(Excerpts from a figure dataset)
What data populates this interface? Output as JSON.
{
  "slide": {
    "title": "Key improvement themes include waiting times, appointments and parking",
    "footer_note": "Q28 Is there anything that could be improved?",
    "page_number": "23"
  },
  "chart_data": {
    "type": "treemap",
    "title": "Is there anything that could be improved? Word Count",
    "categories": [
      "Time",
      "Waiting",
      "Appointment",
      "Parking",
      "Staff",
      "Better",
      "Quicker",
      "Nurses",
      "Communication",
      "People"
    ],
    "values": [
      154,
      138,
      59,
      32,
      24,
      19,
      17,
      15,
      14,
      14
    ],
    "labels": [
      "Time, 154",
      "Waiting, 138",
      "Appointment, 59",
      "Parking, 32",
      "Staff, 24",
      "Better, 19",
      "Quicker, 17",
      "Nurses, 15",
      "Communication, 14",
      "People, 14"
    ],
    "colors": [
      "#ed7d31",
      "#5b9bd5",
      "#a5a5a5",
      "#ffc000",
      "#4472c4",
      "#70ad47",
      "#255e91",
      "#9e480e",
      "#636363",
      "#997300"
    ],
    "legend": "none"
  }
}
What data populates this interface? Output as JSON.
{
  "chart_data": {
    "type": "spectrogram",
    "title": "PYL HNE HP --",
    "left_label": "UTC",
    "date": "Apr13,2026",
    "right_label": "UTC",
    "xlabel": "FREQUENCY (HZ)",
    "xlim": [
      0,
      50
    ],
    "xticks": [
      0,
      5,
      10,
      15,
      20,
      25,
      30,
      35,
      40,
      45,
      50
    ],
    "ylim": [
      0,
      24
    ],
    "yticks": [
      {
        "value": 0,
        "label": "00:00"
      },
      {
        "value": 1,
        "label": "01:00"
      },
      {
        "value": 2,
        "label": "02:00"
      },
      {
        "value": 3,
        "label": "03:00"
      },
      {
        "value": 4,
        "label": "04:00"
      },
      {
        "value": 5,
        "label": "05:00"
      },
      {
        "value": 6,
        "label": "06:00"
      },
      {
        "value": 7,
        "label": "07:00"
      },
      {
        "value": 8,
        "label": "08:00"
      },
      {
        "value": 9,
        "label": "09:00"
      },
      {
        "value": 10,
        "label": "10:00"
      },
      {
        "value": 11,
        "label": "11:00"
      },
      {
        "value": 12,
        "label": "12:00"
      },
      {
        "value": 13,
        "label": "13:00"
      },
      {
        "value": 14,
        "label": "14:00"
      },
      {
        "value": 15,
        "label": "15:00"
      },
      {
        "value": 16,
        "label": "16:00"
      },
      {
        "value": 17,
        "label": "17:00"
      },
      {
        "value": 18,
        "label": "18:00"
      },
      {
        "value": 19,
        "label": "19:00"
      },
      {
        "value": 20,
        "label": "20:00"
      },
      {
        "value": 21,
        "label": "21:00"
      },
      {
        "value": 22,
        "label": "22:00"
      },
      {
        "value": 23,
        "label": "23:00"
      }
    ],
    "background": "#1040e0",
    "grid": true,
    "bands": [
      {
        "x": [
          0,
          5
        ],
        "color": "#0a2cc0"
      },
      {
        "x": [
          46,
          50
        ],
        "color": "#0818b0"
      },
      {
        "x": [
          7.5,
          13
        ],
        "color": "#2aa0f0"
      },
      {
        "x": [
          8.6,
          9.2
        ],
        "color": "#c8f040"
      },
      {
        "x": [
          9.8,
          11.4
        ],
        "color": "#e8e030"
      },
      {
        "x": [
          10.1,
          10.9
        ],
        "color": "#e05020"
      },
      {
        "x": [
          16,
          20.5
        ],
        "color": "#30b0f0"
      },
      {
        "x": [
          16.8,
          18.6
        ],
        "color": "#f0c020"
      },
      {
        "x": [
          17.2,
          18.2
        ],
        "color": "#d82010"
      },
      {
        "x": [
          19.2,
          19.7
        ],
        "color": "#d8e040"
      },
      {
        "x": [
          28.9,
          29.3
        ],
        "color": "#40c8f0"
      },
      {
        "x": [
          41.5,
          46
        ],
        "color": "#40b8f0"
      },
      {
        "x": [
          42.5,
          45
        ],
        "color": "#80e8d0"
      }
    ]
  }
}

Exercise prompt: Extract each line holding the string "anything".

Task result:
    "footer_note": "Q28 Is there anything that could be improved?",
    "title": "Is there anything that could be improved? Word Count",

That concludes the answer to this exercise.